= WORK TO COMPLETE =
**A)** Decide whether each statement below agrees with the article on Al Qaeda in Africa. Answer yes or no for each, and quote the words from the article that settle it.

(i) The Royal United Service Institute is based in Washington.
(ii) Boko Haram learned from other groups how to build improvised explosive devices.
(iii) The article names the 1998 bombing of US embassies in Kenya and Tanzania as Al Qaeda's first terrorist spectacular.
**B)** Answer these questions using the article on Al Qaeda in Africa:
(i) Which center does J. Peter Pham direct?
(ii) How many messages do Boko Haram's leaders have?
(iii) What does territory controlled by allied organizations offer Al Qaeda?
**C)** Carry on writing the article on Al Qaeda in Africa, starting after its final sentence.
(Beginning of PROVIDED TEXT)
In Africa, Al Qaeda finds new life

GlobalPost

NAIROBI, Kenya — Al Qaeda-inspired militancy is on the rise in Africa as disparate groups with local grievances find common cause in the global terror group’s tactics and ideology and, in turn, offer it new theaters of operation.

Military pressure, drone strikes and the assassination of Osama bin Laden have diminished Al Qaeda globally, leaving it weaker than at any point since its first terrorist spectacular, the 1998 bombing of US embassies in Kenya and Tanzania.

But while Al Qaeda central wanes, affiliates elsewhere are growing stronger, nowhere more so than in Africa, where groups like Al Qaeda in the Islamic Magreb (AQIM), Boko Haram and Al Shabaab are finding ways of hitching Al Qaeda’s ideology to their local struggles.

“Africa represents a fertile ground for diminished ‘Al Qaeda-core’ to re-group, re-energize and re-launch its mission of global jihad," according to a recent report by the Royal United Service Institute, a London-based think tank.

More from GlobalPost: In-depth series: Al Qaeda in Africa

The report pointed to the potential for an “arc of instability encompassing the whole Sahara-Sahel strip and extending through to East Africa.” It warned that Al Qaeda’s new strategy seemed to be “going native,” using local militant groups and their conflicts to gain a foothold in new countries.

But while the report saw the impetus coming from Al Qaeda central, other observers say it is the African affiliates that are in the driving seat.

“Much of this is being driven by the Africans themselves,” Dr. J. Peter Pham, director of the Michael S. Ansari Africa Center at Washington’s Atlantic Council, told GlobalPost.

“They are finding in this ideology, which is not native, a way to transcend the local particularities of their individual fight and invest it with a greater meaning that has purchase beyond their borders,” Pham argued.

Nigeria’s Boko Haram offers a powerful example of a local insurgency adopting the rhetorical and tactical style of Al Qaeda to great effect.

Firmly rooted in the neglect and economic marginalization of Nigeria’s Muslim north, Boko Haram has developed its own signature attacks — the bloody church assault, for instance — but has learned from Al Qaeda in the Islamic Maghreb and Al Shabaab how to build improvised explosive devices and deploy suicide bombers.

Its leaders have two messages: one tailored for locals that addresses local issues and attracts new recruits and popular support; and another aimed at a broader audience, seeking reputational capital and financial backing.

Al Qaeda also has much to gain from alliances with African groups. Territory controlled by allied organizations offer safe havens for Al Qaeda operatives and fighters.

More from GlobalPost: Al Shabaab: Africa's most-dangerous Al Qaeda affiliate

It also gives Al Qaeda “the ability to project the aura of dynamism at a time when they are increasingly squeezed,” Pham said.
(End of PROVIDED TEXT)
(Beginning of DATA SECTION)
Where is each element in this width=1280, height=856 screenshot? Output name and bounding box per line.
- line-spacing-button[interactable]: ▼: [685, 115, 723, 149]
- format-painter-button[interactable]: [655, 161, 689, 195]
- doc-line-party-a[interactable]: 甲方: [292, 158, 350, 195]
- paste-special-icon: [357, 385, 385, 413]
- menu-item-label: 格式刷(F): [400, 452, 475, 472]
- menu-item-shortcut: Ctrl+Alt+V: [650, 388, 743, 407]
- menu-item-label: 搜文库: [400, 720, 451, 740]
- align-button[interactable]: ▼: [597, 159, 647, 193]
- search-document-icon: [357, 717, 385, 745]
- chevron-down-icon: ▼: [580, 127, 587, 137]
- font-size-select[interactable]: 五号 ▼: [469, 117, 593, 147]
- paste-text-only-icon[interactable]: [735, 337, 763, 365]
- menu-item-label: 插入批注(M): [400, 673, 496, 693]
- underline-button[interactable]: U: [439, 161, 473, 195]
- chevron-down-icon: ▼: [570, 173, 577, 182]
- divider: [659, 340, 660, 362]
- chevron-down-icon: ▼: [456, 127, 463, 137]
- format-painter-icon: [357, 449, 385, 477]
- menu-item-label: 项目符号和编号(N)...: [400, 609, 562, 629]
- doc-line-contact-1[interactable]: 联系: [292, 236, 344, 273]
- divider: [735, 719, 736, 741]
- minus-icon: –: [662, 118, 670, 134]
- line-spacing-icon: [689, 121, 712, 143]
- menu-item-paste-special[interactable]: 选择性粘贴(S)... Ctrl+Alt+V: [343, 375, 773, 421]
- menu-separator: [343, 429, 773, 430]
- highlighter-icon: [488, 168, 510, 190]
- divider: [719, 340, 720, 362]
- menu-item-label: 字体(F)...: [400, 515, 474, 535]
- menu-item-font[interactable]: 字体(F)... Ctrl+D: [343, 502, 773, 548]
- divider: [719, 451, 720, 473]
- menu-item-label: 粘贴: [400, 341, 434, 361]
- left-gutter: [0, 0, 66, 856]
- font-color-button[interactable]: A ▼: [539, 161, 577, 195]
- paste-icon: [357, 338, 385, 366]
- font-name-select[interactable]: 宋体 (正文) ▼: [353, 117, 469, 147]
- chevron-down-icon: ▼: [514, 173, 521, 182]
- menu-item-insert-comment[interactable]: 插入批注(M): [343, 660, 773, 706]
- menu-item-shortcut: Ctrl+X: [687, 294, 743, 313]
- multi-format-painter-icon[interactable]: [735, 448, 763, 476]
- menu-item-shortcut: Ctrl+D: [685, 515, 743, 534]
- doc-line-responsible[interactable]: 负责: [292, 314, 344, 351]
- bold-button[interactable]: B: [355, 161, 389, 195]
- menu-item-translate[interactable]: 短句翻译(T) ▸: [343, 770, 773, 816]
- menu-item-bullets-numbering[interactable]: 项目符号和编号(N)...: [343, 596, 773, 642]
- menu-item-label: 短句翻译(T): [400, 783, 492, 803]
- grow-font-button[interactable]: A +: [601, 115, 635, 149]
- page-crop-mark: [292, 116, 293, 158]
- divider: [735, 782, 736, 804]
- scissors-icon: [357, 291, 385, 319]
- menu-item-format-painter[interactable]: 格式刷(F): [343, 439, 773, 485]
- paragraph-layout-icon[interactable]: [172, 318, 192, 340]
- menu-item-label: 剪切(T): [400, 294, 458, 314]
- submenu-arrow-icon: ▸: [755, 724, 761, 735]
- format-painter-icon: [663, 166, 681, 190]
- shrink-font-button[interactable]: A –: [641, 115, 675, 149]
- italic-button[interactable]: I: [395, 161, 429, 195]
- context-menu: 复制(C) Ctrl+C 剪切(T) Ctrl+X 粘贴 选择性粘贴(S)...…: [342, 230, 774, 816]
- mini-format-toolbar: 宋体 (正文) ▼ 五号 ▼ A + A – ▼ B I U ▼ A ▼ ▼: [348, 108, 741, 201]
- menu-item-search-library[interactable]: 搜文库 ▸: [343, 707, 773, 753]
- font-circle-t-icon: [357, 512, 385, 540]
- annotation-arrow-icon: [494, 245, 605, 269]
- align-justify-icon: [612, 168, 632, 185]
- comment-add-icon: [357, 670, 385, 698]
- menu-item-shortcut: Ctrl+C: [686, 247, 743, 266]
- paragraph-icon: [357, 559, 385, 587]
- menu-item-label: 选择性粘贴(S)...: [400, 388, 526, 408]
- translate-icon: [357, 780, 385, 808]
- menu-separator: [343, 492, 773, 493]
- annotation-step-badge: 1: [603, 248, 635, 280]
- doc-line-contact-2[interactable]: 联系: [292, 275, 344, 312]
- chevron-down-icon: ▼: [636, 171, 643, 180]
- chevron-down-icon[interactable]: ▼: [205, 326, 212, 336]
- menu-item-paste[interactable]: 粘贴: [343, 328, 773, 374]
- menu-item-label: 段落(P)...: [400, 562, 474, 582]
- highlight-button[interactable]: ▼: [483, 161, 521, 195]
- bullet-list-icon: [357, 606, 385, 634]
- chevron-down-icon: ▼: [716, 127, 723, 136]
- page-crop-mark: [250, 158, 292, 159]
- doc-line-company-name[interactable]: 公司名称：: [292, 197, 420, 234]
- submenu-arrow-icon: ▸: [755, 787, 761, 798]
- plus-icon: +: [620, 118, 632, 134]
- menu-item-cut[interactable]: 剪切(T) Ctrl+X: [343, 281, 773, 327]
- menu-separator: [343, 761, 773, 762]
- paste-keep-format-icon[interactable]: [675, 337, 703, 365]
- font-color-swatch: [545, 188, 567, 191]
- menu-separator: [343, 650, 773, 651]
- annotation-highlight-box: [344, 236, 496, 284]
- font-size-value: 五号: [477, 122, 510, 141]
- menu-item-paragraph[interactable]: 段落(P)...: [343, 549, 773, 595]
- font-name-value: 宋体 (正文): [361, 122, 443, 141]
(End of DATA SECTION)
= ANSWERS GIVEN =
**A)**
(i) No: "a London-based think tank."
(ii) Yes: "has learned from Al Qaeda in the Islamic Maghreb and Al Shabaab how to build improvised explosive devices and deploy suicide bombers."
(iii) Yes: "its first terrorist spectacular, the 1998 bombing of US embassies in Kenya and Tanzania."

**B)**
(i) The Michael S. Ansari Africa Center at Washington's Atlantic Council.
(ii) Two.
(iii) Safe havens for Al Qaeda operatives and fighters.

**C)**
This new dynamic is, however, fraught with difficulties for the local affiliates.

“These groups are often caught in a dilemma over whether to remain a locally-focused insurgency force or to become a truly international terrorist organization with a global ethos,” according to the Royal United Service Institute report.

Al Shabaab in Somalia is an example. Analysts have long pointed to divisions, tensions and sometimes outright hostility between the nationalists in the organization and those interested in taking the group global.

Also problematic is the cross-fertilization taking place between Islamist groups on different sides of the continent that, Pham argues, is driving a kind of self-radicalization, as the organizations share expertise and tactics.

More from GlobalPost: Out of Mali's chaos, Al Qaeda rises

“These Al Qaeda inspired transnational movements are gaining traction in Africa. They are communicating, sharing resources, sharing ideas and copying methods of attack,” Pham said.

The resilience of Al Qaeda ideology was made clear in recent months. Even as Al Shabaab was forced into retreat in Somalia over the last year, a new threat emerged very rapidly in northern Mali, where various Al Qaeda-aligned groups hijacked a local rebellion in March.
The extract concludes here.